[Figure content listings]
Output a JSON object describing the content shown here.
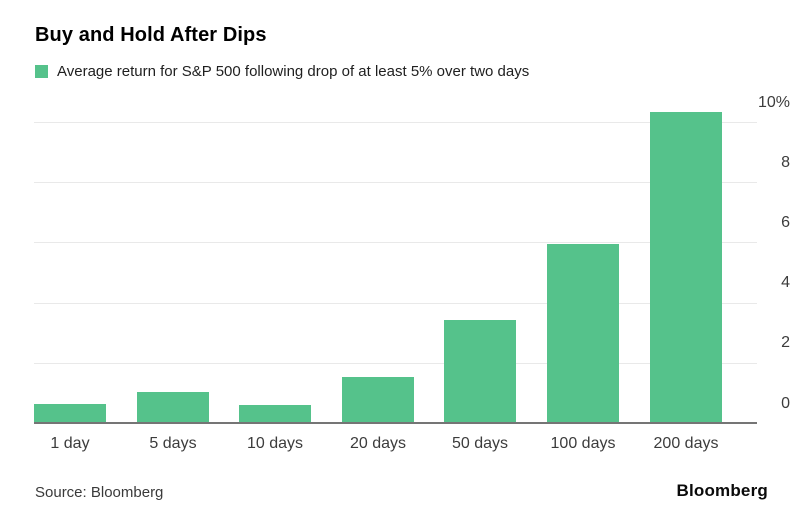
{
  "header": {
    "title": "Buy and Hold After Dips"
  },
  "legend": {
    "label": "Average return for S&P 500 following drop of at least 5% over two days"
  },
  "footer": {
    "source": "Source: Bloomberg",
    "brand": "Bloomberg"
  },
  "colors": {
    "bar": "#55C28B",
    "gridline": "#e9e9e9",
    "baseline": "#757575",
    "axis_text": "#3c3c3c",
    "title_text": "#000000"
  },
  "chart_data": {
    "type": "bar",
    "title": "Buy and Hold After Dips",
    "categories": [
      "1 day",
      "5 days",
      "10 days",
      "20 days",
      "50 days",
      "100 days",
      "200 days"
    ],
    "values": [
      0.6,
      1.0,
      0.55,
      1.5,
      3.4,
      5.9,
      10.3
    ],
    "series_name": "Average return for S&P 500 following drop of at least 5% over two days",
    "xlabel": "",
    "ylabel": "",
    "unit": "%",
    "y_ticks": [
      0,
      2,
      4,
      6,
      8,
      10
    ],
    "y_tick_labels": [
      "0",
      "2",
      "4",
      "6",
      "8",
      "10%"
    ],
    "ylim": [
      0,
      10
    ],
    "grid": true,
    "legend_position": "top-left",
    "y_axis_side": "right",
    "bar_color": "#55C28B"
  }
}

### WHAT IS EXPECTED:
Working from the material above, transcribe it exactly while omitting pictures.

### FINISHED ANSWER:
Output a JSON object describing the content shown here.
{
  "header": {
    "title": "Buy and Hold After Dips"
  },
  "legend": {
    "label": "Average return for S&P 500 following drop of at least 5% over two days"
  },
  "footer": {
    "source": "Source: Bloomberg",
    "brand": "Bloomberg"
  },
  "colors": {
    "bar": "#55C28B",
    "gridline": "#e9e9e9",
    "baseline": "#757575",
    "axis_text": "#3c3c3c",
    "title_text": "#000000"
  },
  "chart_data": {
    "type": "bar",
    "title": "Buy and Hold After Dips",
    "categories": [
      "1 day",
      "5 days",
      "10 days",
      "20 days",
      "50 days",
      "100 days",
      "200 days"
    ],
    "values": [
      0.6,
      1.0,
      0.55,
      1.5,
      3.4,
      5.9,
      10.3
    ],
    "series_name": "Average return for S&P 500 following drop of at least 5% over two days",
    "xlabel": "",
    "ylabel": "",
    "unit": "%",
    "y_ticks": [
      0,
      2,
      4,
      6,
      8,
      10
    ],
    "y_tick_labels": [
      "0",
      "2",
      "4",
      "6",
      "8",
      "10%"
    ],
    "ylim": [
      0,
      10
    ],
    "grid": true,
    "legend_position": "top-left",
    "y_axis_side": "right",
    "bar_color": "#55C28B"
  }
}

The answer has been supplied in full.